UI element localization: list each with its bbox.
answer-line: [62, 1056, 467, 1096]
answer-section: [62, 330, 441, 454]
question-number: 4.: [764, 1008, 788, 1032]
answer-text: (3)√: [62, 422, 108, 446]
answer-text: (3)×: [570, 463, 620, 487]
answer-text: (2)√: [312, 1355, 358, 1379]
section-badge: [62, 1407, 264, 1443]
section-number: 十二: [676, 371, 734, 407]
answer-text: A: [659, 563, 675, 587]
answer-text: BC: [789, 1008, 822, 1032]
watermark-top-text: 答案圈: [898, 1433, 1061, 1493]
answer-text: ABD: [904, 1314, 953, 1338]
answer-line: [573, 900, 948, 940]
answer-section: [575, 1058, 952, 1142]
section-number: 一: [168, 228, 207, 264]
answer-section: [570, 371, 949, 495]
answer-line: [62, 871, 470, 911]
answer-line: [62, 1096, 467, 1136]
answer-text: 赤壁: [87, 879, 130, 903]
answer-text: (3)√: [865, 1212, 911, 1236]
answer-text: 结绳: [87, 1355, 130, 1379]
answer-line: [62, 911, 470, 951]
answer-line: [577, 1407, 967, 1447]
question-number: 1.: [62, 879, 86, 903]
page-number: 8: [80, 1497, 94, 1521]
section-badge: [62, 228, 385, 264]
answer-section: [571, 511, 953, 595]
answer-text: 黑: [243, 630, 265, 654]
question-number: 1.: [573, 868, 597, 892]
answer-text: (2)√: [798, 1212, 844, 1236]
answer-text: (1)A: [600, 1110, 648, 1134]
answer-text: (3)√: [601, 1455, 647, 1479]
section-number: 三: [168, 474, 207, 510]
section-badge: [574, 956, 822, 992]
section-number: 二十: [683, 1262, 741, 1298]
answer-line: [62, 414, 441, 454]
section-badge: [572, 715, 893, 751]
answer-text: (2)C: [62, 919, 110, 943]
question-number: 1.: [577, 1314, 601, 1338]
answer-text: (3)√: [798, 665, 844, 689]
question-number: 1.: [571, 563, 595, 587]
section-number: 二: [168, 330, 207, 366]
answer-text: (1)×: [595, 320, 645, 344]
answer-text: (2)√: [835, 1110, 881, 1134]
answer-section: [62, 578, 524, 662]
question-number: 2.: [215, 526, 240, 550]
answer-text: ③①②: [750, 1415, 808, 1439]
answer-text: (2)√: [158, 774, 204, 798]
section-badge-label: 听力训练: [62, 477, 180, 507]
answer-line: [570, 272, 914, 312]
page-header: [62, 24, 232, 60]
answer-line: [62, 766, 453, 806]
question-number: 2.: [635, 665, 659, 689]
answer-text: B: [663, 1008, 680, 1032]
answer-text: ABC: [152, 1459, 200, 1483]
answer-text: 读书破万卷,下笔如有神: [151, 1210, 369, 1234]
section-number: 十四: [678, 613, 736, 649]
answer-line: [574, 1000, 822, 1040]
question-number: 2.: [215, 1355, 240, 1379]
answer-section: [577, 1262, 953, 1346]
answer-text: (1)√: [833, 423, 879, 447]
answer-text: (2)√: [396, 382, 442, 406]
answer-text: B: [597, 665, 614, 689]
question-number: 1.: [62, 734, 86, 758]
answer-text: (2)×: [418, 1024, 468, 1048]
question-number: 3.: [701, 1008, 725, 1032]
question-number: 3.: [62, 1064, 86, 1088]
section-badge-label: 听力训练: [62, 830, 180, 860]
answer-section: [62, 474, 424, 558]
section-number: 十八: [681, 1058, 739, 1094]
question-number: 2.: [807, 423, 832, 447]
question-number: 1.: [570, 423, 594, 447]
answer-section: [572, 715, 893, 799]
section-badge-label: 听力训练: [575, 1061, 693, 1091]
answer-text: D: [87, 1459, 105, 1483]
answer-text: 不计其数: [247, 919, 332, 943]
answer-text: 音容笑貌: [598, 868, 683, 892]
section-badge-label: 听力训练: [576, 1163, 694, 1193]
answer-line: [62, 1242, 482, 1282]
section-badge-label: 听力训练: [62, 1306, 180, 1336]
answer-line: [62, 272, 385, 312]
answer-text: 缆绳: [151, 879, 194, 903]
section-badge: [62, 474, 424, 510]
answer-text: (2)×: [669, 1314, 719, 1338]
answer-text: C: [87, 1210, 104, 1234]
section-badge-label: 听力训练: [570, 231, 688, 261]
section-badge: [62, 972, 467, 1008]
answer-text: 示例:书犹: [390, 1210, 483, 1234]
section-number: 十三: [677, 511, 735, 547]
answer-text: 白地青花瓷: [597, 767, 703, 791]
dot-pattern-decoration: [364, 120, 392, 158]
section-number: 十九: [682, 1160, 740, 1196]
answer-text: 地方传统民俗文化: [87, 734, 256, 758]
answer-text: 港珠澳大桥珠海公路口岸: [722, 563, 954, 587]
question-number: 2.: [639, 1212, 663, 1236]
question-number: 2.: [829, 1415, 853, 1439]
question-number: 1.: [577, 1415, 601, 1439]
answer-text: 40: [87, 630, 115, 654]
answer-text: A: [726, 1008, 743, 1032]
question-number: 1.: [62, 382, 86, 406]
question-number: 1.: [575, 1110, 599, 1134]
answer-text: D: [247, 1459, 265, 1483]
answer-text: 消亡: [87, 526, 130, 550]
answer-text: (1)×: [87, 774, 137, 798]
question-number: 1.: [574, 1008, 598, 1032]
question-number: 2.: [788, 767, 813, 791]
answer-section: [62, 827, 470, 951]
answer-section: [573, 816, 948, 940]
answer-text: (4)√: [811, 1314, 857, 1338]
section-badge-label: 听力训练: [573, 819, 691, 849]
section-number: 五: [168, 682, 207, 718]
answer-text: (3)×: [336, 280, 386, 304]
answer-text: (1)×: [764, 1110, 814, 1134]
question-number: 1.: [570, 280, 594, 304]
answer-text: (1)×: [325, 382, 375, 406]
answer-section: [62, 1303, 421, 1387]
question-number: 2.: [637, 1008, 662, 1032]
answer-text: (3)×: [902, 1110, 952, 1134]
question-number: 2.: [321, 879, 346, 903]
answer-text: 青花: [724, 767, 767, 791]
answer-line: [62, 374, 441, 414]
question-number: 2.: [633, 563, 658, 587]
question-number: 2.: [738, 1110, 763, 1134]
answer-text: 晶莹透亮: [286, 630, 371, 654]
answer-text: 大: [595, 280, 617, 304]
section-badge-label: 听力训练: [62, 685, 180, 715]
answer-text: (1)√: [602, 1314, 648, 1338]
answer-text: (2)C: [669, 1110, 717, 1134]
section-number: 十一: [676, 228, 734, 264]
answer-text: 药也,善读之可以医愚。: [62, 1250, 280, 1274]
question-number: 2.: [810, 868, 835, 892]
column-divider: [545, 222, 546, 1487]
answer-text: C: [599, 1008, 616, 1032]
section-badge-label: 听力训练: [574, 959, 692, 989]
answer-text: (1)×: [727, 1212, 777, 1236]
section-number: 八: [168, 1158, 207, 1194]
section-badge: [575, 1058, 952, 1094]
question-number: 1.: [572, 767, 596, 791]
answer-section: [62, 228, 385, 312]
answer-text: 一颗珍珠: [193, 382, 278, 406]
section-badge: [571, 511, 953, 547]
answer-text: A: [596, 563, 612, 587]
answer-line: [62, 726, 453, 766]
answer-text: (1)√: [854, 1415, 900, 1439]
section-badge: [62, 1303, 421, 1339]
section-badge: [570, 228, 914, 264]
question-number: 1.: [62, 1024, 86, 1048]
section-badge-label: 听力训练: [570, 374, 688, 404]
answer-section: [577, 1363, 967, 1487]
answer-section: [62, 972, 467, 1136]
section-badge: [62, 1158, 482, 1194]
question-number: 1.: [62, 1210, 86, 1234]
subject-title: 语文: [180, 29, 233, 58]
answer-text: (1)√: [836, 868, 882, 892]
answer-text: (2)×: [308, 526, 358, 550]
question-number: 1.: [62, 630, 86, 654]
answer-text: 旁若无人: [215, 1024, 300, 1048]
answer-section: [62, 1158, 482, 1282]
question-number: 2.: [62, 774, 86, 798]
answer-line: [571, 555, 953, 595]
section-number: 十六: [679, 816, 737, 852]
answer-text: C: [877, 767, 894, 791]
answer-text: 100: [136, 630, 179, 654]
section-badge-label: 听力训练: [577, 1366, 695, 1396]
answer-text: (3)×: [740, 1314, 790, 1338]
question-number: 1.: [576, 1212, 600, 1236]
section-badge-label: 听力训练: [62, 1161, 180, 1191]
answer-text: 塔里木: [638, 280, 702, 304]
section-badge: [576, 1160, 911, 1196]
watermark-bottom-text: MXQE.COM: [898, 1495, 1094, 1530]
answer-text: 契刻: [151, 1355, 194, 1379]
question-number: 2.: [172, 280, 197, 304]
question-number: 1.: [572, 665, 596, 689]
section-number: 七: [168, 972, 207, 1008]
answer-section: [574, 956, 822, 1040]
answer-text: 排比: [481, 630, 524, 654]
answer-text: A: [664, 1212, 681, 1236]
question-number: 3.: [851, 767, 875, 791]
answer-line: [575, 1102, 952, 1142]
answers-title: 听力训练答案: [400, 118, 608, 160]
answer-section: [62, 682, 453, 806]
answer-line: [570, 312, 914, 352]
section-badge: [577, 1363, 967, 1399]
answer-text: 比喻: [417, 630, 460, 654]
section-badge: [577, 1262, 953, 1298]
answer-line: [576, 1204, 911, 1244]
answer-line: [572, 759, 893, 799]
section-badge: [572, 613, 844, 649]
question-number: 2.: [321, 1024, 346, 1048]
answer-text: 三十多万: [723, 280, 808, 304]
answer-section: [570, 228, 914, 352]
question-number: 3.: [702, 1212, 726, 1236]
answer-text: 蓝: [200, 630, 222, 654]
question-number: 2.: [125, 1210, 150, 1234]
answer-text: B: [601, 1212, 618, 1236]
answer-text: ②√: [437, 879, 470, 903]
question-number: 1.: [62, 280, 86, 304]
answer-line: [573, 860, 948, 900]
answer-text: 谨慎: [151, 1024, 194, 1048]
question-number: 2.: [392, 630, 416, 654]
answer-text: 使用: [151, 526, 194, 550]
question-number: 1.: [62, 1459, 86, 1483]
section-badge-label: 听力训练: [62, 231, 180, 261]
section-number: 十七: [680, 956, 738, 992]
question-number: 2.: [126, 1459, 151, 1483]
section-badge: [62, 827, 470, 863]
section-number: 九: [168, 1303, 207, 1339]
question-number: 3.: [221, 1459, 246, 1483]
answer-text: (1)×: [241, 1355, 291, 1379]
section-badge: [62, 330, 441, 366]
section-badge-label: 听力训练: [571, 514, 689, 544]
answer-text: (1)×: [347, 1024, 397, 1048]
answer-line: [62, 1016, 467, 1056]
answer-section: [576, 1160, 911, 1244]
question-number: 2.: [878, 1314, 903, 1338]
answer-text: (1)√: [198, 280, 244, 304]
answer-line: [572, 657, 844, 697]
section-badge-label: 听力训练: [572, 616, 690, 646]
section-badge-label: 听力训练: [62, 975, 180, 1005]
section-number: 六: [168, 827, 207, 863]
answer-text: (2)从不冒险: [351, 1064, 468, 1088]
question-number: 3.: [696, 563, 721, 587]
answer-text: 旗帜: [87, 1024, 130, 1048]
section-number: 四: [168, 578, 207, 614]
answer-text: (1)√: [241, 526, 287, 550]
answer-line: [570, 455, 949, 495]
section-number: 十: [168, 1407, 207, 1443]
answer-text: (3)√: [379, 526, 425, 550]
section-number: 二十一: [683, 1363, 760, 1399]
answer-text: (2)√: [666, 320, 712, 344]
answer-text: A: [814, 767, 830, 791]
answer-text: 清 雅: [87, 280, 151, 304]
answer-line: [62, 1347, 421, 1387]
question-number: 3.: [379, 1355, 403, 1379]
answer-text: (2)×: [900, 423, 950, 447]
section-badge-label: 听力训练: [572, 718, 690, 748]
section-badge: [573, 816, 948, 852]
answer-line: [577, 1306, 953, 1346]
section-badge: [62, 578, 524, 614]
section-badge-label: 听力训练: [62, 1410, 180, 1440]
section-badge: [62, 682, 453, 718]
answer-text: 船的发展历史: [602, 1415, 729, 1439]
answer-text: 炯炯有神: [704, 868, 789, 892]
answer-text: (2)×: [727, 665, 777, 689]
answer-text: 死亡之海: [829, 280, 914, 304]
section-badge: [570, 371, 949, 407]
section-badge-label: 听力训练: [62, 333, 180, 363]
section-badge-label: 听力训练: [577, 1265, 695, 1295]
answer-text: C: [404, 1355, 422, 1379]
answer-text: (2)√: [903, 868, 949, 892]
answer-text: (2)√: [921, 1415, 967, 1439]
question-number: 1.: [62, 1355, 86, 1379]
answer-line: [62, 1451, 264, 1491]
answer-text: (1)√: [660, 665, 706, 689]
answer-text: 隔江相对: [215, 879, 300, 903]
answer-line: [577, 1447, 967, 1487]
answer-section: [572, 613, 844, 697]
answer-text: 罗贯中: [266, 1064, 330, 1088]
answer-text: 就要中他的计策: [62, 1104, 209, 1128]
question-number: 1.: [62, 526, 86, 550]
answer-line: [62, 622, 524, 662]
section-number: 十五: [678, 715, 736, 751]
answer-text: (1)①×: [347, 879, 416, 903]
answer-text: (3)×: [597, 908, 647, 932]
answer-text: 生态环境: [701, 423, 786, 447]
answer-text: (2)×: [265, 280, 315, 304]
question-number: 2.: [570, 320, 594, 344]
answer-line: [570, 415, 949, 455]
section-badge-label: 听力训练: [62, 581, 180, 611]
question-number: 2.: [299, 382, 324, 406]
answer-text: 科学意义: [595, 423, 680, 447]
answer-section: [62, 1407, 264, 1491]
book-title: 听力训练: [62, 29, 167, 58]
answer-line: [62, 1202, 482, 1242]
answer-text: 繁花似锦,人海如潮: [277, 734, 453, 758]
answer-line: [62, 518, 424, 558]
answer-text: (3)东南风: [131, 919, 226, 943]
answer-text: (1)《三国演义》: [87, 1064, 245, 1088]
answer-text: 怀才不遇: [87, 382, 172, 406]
____________
Rewrite the records from the first line up to and including the line with "answer-text: BC: [789, 1008, 822, 1032]" as a JSON list of strings, one string per line, leaving out any blank lines.

[
  "UI element localization: list each with its bbox.",
  "answer-line: [62, 1056, 467, 1096]",
  "answer-section: [62, 330, 441, 454]",
  "question-number: 4.: [764, 1008, 788, 1032]",
  "answer-text: (3)√: [62, 422, 108, 446]",
  "answer-text: (3)×: [570, 463, 620, 487]",
  "answer-text: (2)√: [312, 1355, 358, 1379]",
  "section-badge: [62, 1407, 264, 1443]",
  "section-number: 十二: [676, 371, 734, 407]",
  "answer-text: A: [659, 563, 675, 587]",
  "answer-text: BC: [789, 1008, 822, 1032]"
]